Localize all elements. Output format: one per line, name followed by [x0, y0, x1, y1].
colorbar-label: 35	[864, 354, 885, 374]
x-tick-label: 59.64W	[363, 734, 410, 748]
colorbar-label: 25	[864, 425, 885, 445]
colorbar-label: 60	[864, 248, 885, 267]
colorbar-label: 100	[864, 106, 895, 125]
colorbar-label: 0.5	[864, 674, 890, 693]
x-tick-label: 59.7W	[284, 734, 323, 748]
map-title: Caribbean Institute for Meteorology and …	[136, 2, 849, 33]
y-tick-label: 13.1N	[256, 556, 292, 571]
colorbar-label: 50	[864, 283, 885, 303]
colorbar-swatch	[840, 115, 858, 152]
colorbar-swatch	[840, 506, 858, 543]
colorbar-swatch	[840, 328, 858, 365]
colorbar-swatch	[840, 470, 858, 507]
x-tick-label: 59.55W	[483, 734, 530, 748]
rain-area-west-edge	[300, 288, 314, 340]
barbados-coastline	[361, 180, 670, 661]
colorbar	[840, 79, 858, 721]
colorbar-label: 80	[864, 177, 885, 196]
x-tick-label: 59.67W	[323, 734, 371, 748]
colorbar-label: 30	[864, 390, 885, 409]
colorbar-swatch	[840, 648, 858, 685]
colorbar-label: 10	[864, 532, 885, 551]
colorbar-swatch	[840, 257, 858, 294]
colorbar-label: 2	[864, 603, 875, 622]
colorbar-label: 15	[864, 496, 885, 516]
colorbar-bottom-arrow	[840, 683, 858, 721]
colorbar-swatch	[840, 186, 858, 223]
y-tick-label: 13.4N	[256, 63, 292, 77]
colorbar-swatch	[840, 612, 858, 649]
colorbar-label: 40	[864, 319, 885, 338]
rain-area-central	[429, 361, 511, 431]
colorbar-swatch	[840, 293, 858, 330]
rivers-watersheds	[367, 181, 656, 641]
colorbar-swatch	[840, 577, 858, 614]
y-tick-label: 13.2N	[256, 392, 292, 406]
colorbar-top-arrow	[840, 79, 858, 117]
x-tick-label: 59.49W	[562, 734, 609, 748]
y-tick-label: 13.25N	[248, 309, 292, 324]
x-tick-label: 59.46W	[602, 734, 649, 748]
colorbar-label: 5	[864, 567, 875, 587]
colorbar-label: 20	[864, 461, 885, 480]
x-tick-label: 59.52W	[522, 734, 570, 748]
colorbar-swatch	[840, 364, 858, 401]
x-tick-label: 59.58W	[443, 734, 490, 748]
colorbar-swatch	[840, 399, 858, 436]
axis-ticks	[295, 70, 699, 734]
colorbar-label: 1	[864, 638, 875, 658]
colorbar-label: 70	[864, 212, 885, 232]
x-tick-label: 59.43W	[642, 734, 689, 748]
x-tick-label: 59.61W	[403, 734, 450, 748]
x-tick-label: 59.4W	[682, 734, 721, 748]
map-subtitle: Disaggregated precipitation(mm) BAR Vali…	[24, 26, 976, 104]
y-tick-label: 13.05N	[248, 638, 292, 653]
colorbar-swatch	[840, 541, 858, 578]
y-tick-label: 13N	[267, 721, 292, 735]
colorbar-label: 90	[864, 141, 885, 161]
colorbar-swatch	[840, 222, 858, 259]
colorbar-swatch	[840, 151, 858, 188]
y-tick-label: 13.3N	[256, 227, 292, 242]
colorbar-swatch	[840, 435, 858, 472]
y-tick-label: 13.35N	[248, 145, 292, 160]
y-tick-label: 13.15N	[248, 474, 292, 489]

------------------------------------------------

[Task directions]: Copy the item above line by line, without changing a single character.

[Exercise result]:
Localize all elements. Output format: one per line, name followed by [x0, y0, x1, y1].
colorbar-label: 35	[864, 354, 885, 374]
x-tick-label: 59.64W	[363, 734, 410, 748]
colorbar-label: 25	[864, 425, 885, 445]
colorbar-label: 60	[864, 248, 885, 267]
colorbar-label: 100	[864, 106, 895, 125]
colorbar-label: 0.5	[864, 674, 890, 693]
x-tick-label: 59.7W	[284, 734, 323, 748]
map-title: Caribbean Institute for Meteorology and …	[136, 2, 849, 33]
y-tick-label: 13.1N	[256, 556, 292, 571]
colorbar-label: 50	[864, 283, 885, 303]
colorbar-swatch	[840, 115, 858, 152]
colorbar-swatch	[840, 506, 858, 543]
colorbar-swatch	[840, 328, 858, 365]
colorbar-swatch	[840, 470, 858, 507]
x-tick-label: 59.55W	[483, 734, 530, 748]
rain-area-west-edge	[300, 288, 314, 340]
barbados-coastline	[361, 180, 670, 661]
colorbar	[840, 79, 858, 721]
colorbar-label: 80	[864, 177, 885, 196]
x-tick-label: 59.67W	[323, 734, 371, 748]
colorbar-label: 30	[864, 390, 885, 409]
colorbar-swatch	[840, 648, 858, 685]
colorbar-label: 10	[864, 532, 885, 551]
colorbar-swatch	[840, 257, 858, 294]
colorbar-label: 2	[864, 603, 875, 622]
colorbar-label: 15	[864, 496, 885, 516]
colorbar-bottom-arrow	[840, 683, 858, 721]
colorbar-swatch	[840, 186, 858, 223]
y-tick-label: 13.4N	[256, 63, 292, 77]
colorbar-swatch	[840, 612, 858, 649]
colorbar-label: 40	[864, 319, 885, 338]
rain-area-central	[429, 361, 511, 431]
colorbar-swatch	[840, 293, 858, 330]
rivers-watersheds	[367, 181, 656, 641]
colorbar-swatch	[840, 577, 858, 614]
y-tick-label: 13.2N	[256, 392, 292, 406]
colorbar-top-arrow	[840, 79, 858, 117]
x-tick-label: 59.49W	[562, 734, 609, 748]
y-tick-label: 13.25N	[248, 309, 292, 324]
x-tick-label: 59.46W	[602, 734, 649, 748]
colorbar-label: 5	[864, 567, 875, 587]
colorbar-label: 20	[864, 461, 885, 480]
x-tick-label: 59.52W	[522, 734, 570, 748]
colorbar-swatch	[840, 364, 858, 401]
x-tick-label: 59.58W	[443, 734, 490, 748]
colorbar-swatch	[840, 399, 858, 436]
axis-ticks	[295, 70, 699, 734]
colorbar-label: 1	[864, 638, 875, 658]
colorbar-label: 70	[864, 212, 885, 232]
x-tick-label: 59.43W	[642, 734, 689, 748]
x-tick-label: 59.61W	[403, 734, 450, 748]
x-tick-label: 59.4W	[682, 734, 721, 748]
map-subtitle: Disaggregated precipitation(mm) BAR Vali…	[24, 26, 976, 104]
y-tick-label: 13.05N	[248, 638, 292, 653]
colorbar-swatch	[840, 541, 858, 578]
y-tick-label: 13N	[267, 721, 292, 735]
colorbar-label: 90	[864, 141, 885, 161]
colorbar-swatch	[840, 222, 858, 259]
colorbar-swatch	[840, 151, 858, 188]
y-tick-label: 13.3N	[256, 227, 292, 242]
colorbar-swatch	[840, 435, 858, 472]
y-tick-label: 13.35N	[248, 145, 292, 160]
y-tick-label: 13.15N	[248, 474, 292, 489]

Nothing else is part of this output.